Work to be completed: Print every line of the records below verbatim, changing nothing.

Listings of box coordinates
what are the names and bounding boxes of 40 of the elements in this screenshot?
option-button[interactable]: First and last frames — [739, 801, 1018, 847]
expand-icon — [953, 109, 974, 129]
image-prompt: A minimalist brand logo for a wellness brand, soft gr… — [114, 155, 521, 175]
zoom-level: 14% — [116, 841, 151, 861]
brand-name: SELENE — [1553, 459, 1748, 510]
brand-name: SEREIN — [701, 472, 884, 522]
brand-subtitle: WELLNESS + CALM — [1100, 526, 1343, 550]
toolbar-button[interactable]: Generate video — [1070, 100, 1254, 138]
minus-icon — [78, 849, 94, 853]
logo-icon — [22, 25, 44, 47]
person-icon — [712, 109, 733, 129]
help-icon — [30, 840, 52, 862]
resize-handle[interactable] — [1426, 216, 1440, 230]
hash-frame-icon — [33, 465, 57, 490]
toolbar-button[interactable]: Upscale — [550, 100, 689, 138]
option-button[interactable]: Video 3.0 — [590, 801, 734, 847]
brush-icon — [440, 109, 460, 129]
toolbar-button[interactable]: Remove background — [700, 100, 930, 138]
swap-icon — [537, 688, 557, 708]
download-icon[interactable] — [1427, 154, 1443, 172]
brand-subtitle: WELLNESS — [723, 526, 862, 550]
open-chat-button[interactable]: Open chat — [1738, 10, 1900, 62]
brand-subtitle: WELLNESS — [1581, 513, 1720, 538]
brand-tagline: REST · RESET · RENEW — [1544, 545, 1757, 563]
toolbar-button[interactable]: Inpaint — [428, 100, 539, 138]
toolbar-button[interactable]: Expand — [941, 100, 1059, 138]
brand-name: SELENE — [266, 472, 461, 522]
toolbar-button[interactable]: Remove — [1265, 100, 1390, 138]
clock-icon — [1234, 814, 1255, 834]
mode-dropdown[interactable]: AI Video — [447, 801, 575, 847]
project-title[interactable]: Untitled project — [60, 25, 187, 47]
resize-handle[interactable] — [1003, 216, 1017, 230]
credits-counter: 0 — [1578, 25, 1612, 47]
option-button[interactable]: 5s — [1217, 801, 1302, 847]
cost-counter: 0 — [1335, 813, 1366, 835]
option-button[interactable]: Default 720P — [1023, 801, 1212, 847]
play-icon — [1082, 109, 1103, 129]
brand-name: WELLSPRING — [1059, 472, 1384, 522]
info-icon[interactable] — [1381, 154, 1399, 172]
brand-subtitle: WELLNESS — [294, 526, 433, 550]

Written answer:
what are the names and bounding boxes of 40 of the elements in this screenshot?
option-button[interactable]: First and last frames — [739, 801, 1018, 847]
expand-icon — [953, 109, 974, 129]
image-prompt: A minimalist brand logo for a wellness brand, soft gr… — [114, 155, 521, 175]
zoom-level: 14% — [116, 841, 151, 861]
brand-name: SELENE — [1553, 459, 1748, 510]
brand-name: SEREIN — [701, 472, 884, 522]
brand-subtitle: WELLNESS + CALM — [1100, 526, 1343, 550]
toolbar-button[interactable]: Generate video — [1070, 100, 1254, 138]
minus-icon — [78, 849, 94, 853]
logo-icon — [22, 25, 44, 47]
person-icon — [712, 109, 733, 129]
help-icon — [30, 840, 52, 862]
resize-handle[interactable] — [1426, 216, 1440, 230]
hash-frame-icon — [33, 465, 57, 490]
toolbar-button[interactable]: Upscale — [550, 100, 689, 138]
option-button[interactable]: Video 3.0 — [590, 801, 734, 847]
brush-icon — [440, 109, 460, 129]
toolbar-button[interactable]: Remove background — [700, 100, 930, 138]
swap-icon — [537, 688, 557, 708]
download-icon[interactable] — [1427, 154, 1443, 172]
brand-subtitle: WELLNESS — [723, 526, 862, 550]
open-chat-button[interactable]: Open chat — [1738, 10, 1900, 62]
brand-subtitle: WELLNESS — [1581, 513, 1720, 538]
brand-tagline: REST · RESET · RENEW — [1544, 545, 1757, 563]
toolbar-button[interactable]: Inpaint — [428, 100, 539, 138]
toolbar-button[interactable]: Expand — [941, 100, 1059, 138]
brand-name: SELENE — [266, 472, 461, 522]
toolbar-button[interactable]: Remove — [1265, 100, 1390, 138]
clock-icon — [1234, 814, 1255, 834]
mode-dropdown[interactable]: AI Video — [447, 801, 575, 847]
project-title[interactable]: Untitled project — [60, 25, 187, 47]
resize-handle[interactable] — [1003, 216, 1017, 230]
credits-counter: 0 — [1578, 25, 1612, 47]
option-button[interactable]: 5s — [1217, 801, 1302, 847]
cost-counter: 0 — [1335, 813, 1366, 835]
option-button[interactable]: Default 720P — [1023, 801, 1212, 847]
play-icon — [1082, 109, 1103, 129]
brand-name: WELLSPRING — [1059, 472, 1384, 522]
info-icon[interactable] — [1381, 154, 1399, 172]
brand-subtitle: WELLNESS — [294, 526, 433, 550]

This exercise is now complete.